Aim
Print all entries word for word.

— Start Task input —

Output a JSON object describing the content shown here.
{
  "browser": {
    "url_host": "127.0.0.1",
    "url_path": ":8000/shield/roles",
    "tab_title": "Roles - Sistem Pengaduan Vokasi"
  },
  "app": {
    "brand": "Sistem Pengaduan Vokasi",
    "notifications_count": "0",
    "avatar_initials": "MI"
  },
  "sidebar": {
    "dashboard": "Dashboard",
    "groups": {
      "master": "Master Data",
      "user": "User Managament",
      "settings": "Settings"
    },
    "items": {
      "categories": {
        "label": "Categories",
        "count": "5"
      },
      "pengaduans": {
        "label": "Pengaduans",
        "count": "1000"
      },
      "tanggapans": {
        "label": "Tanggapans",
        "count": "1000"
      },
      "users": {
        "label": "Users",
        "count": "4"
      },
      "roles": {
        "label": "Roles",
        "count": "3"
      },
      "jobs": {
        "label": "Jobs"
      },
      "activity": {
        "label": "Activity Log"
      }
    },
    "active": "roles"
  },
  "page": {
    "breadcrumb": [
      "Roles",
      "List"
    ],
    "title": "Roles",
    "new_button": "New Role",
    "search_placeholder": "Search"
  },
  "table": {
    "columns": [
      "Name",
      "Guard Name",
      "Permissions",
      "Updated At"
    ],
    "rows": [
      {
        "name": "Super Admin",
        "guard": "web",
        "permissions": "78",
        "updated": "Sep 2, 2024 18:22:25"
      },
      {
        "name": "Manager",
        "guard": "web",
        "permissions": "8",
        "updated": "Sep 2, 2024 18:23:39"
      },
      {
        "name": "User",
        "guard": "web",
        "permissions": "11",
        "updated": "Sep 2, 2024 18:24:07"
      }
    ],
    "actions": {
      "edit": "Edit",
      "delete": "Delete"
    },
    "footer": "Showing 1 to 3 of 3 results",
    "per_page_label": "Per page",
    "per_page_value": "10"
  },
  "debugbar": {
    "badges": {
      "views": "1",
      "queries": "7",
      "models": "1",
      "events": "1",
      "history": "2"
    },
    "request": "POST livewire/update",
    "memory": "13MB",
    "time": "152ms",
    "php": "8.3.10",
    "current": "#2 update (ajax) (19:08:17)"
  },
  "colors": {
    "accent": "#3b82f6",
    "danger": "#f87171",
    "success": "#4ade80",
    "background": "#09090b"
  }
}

— End Task input —

Response for this exercise
Output a JSON object describing the content shown here.
{
  "browser": {
    "url_host": "127.0.0.1",
    "url_path": ":8000/shield/roles",
    "tab_title": "Roles - Sistem Pengaduan Vokasi"
  },
  "app": {
    "brand": "Sistem Pengaduan Vokasi",
    "notifications_count": "0",
    "avatar_initials": "MI"
  },
  "sidebar": {
    "dashboard": "Dashboard",
    "groups": {
      "master": "Master Data",
      "user": "User Managament",
      "settings": "Settings"
    },
    "items": {
      "categories": {
        "label": "Categories",
        "count": "5"
      },
      "pengaduans": {
        "label": "Pengaduans",
        "count": "1000"
      },
      "tanggapans": {
        "label": "Tanggapans",
        "count": "1000"
      },
      "users": {
        "label": "Users",
        "count": "4"
      },
      "roles": {
        "label": "Roles",
        "count": "3"
      },
      "jobs": {
        "label": "Jobs"
      },
      "activity": {
        "label": "Activity Log"
      }
    },
    "active": "roles"
  },
  "page": {
    "breadcrumb": [
      "Roles",
      "List"
    ],
    "title": "Roles",
    "new_button": "New Role",
    "search_placeholder": "Search"
  },
  "table": {
    "columns": [
      "Name",
      "Guard Name",
      "Permissions",
      "Updated At"
    ],
    "rows": [
      {
        "name": "Super Admin",
        "guard": "web",
        "permissions": "78",
        "updated": "Sep 2, 2024 18:22:25"
      },
      {
        "name": "Manager",
        "guard": "web",
        "permissions": "8",
        "updated": "Sep 2, 2024 18:23:39"
      },
      {
        "name": "User",
        "guard": "web",
        "permissions": "11",
        "updated": "Sep 2, 2024 18:24:07"
      }
    ],
    "actions": {
      "edit": "Edit",
      "delete": "Delete"
    },
    "footer": "Showing 1 to 3 of 3 results",
    "per_page_label": "Per page",
    "per_page_value": "10"
  },
  "debugbar": {
    "badges": {
      "views": "1",
      "queries": "7",
      "models": "1",
      "events": "1",
      "history": "2"
    },
    "request": "POST livewire/update",
    "memory": "13MB",
    "time": "152ms",
    "php": "8.3.10",
    "current": "#2 update (ajax) (19:08:17)"
  },
  "colors": {
    "accent": "#3b82f6",
    "danger": "#f87171",
    "success": "#4ade80",
    "background": "#09090b"
  }
}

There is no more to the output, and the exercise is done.